WHAT YOU SHOULD DO: In the Samenslimopen text below, which sector are the researchers targeting first?

##### PAGE EXCERPT #####

Samenslimopen (in Dutch), a joint TU Delft, Wageningen University (WUR) and Erasmus University Medical Centre project, begins its pilot phase this month. It is an online tool that can give a better understanding of how the coronavirus spreads in indoor spaces. The researchers are targeting the hospitality industry first, and at least 15 restaurants have already signed up for the pilot.
Quirine ten Bosch of WUR is leading the project and oversees the virus propagation simulation. From TU Delft, Dorine Duives and her group (CEG Faculty) are responsible for modelling crowds and their behaviour indoors. To combine the two simulations and provide an interface for end-users, Linda van Veen (the TPM Faculty) and her team from Gamelab are building the game-like application.

##### SUPPLIED ENTRIES #####

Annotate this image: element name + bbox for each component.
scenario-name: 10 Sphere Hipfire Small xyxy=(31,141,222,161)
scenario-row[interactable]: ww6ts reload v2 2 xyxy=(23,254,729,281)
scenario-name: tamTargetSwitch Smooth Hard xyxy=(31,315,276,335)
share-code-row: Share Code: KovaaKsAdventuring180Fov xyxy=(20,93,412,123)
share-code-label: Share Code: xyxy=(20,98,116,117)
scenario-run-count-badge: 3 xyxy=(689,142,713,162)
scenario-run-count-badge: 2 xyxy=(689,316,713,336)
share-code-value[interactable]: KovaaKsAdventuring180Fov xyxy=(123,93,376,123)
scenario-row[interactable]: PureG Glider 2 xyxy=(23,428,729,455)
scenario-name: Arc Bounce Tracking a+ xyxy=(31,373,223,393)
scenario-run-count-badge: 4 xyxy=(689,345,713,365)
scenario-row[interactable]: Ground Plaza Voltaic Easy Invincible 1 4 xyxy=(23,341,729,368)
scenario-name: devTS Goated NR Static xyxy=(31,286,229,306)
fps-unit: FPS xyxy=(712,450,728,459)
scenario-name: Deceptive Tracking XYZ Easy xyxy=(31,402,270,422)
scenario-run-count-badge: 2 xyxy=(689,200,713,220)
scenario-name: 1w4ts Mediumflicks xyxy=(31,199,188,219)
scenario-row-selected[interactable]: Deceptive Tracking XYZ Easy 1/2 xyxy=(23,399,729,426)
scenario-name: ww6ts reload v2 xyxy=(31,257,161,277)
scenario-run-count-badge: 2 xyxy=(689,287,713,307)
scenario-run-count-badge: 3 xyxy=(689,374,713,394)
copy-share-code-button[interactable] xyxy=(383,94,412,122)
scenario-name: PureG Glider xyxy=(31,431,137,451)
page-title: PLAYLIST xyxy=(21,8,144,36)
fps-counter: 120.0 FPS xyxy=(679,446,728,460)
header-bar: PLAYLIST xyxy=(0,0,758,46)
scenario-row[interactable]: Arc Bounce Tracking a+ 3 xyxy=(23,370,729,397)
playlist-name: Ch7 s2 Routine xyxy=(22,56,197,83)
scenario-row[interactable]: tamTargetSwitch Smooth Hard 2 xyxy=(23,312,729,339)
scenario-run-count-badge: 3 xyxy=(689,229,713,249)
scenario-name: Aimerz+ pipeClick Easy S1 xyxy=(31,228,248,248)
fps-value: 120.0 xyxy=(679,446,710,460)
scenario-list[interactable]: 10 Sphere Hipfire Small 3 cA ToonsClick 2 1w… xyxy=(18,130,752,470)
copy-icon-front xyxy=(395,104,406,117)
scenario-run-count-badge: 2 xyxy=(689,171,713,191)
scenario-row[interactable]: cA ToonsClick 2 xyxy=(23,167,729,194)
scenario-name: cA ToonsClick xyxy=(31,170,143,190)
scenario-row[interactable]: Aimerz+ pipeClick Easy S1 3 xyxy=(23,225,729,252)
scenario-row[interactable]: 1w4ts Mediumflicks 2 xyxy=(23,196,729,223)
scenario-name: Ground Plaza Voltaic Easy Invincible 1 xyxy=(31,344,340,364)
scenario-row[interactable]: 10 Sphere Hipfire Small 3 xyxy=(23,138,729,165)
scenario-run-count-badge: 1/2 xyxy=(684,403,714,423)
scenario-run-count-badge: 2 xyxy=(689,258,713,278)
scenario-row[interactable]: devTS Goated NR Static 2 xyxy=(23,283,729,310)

#####

WORKED SOLUTION: The hospitality industry.